*Stated exercise*. Look through the listing and locate every line containing the word "lądolodu"; copy those lines.

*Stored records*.
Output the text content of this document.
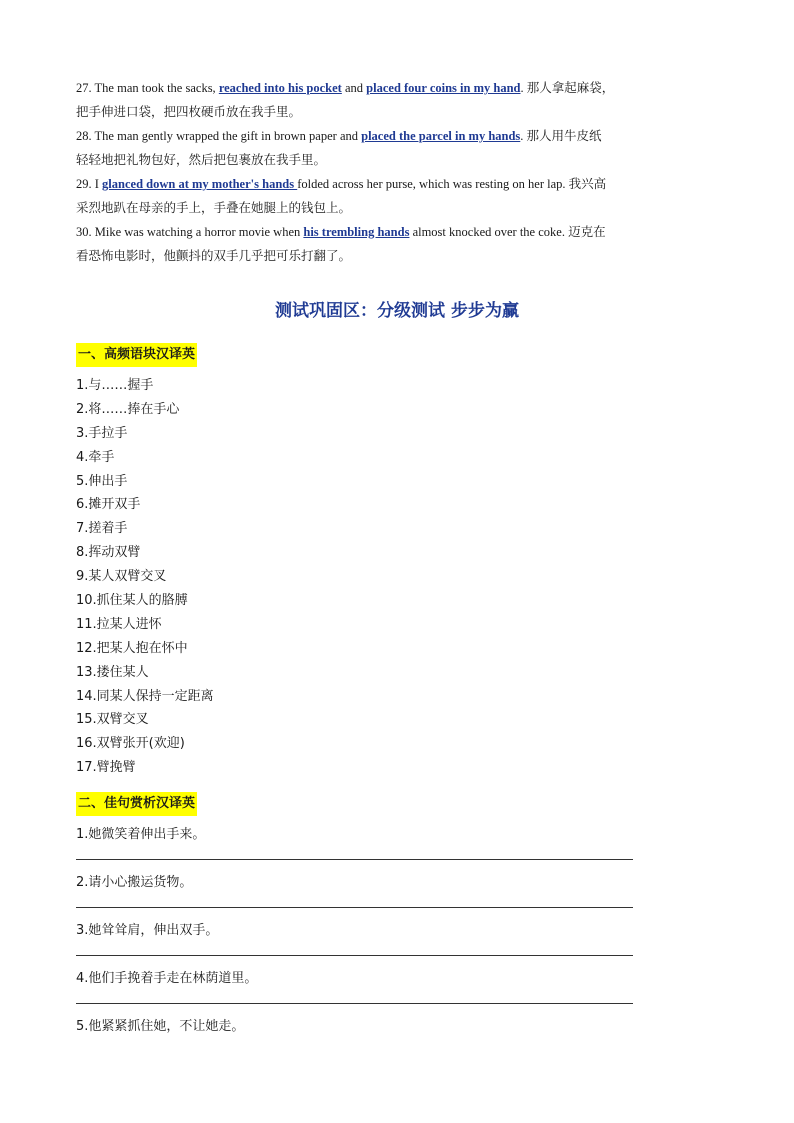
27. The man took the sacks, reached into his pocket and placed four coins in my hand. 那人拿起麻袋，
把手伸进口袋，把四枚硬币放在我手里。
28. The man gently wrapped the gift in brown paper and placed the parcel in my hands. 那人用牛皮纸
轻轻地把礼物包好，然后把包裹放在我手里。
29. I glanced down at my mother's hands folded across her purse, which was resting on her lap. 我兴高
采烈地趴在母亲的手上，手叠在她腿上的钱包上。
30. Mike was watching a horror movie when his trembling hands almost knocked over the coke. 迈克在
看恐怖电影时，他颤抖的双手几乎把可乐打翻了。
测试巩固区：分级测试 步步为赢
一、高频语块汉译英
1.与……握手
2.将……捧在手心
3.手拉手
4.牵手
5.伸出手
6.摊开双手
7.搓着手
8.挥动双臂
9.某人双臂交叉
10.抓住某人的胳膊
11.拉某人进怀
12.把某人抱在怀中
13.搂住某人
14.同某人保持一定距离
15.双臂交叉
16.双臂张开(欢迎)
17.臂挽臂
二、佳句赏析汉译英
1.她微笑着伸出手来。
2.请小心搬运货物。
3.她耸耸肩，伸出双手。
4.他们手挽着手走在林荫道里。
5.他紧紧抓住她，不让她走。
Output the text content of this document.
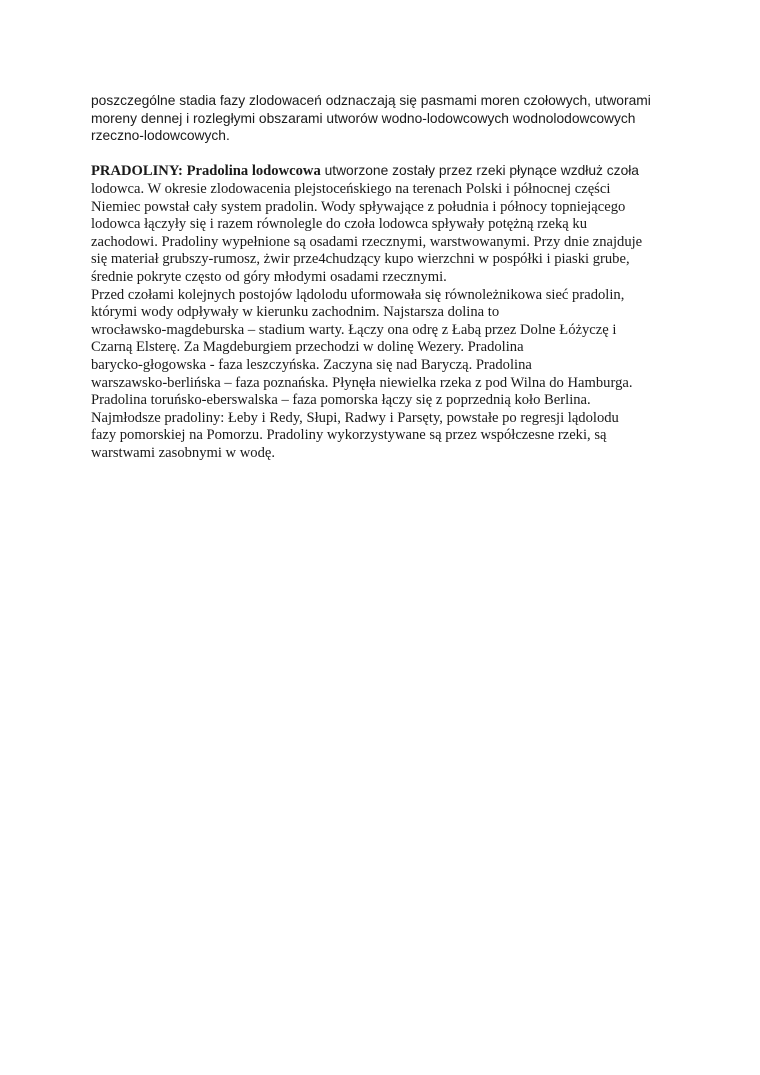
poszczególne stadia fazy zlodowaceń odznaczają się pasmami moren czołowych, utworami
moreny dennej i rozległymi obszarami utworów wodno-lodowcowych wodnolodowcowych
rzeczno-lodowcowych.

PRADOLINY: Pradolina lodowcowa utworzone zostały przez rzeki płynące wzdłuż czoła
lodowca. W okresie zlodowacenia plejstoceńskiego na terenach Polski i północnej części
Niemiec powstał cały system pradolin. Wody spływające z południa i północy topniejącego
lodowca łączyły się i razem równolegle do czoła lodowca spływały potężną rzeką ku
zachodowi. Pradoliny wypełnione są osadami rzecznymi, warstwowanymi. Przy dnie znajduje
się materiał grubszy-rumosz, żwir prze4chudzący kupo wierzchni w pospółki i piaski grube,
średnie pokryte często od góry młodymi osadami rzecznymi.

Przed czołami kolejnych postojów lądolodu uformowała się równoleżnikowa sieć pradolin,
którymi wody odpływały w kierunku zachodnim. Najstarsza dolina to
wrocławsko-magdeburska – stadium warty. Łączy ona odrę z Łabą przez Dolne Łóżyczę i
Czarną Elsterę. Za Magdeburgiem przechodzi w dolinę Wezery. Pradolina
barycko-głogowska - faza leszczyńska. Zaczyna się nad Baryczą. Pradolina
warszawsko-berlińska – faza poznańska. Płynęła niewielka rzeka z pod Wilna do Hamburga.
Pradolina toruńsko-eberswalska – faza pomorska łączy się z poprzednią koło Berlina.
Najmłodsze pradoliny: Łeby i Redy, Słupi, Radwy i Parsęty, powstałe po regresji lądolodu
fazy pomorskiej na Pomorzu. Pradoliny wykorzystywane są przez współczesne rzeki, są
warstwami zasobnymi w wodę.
...
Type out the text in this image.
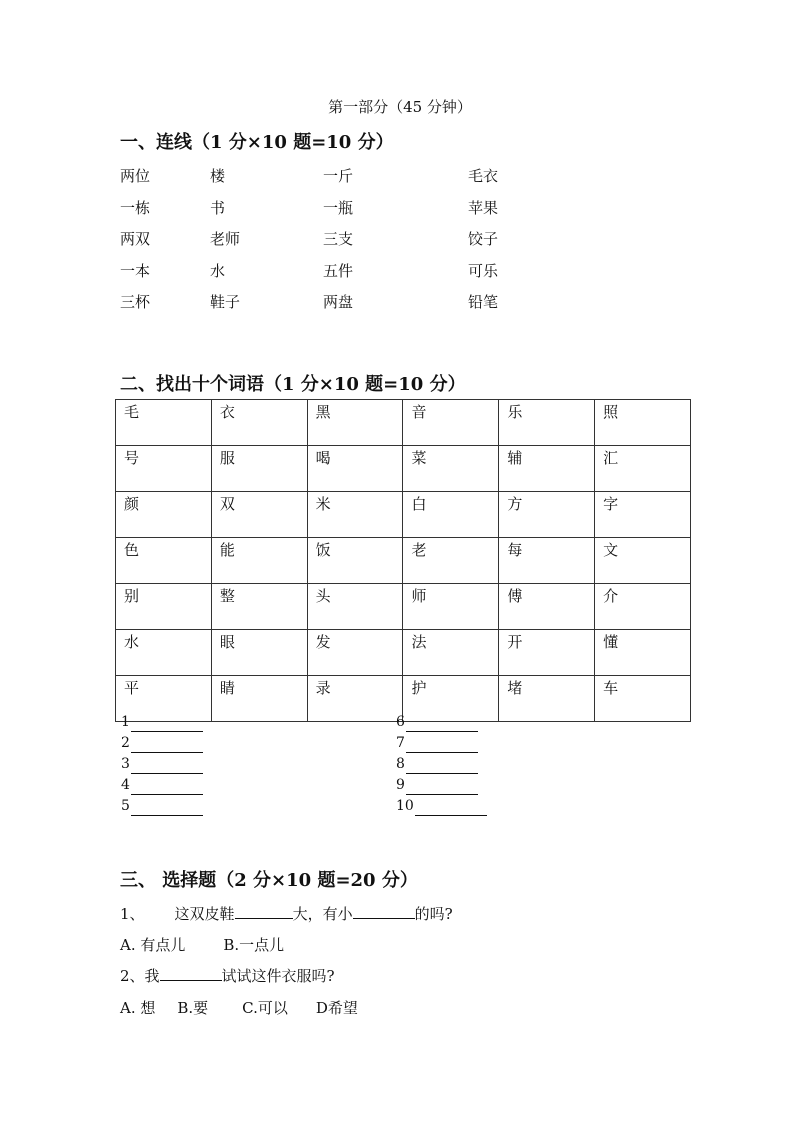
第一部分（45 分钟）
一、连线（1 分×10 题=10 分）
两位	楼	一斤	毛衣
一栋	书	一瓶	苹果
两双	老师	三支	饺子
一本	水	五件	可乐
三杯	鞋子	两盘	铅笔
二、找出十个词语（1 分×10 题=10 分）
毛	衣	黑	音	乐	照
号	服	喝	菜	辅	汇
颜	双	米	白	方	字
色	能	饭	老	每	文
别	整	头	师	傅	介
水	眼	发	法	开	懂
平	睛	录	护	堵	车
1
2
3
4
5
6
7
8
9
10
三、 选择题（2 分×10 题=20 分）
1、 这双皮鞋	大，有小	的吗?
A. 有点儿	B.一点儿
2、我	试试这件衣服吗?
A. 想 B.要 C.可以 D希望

*Task solution*.
Przed czołami kolejnych postojów lądolodu uformowała się równoleżnikowa sieć pradolin,
Najmłodsze pradoliny: Łeby i Redy, Słupi, Radwy i Parsęty, powstałe po regresji lądolodu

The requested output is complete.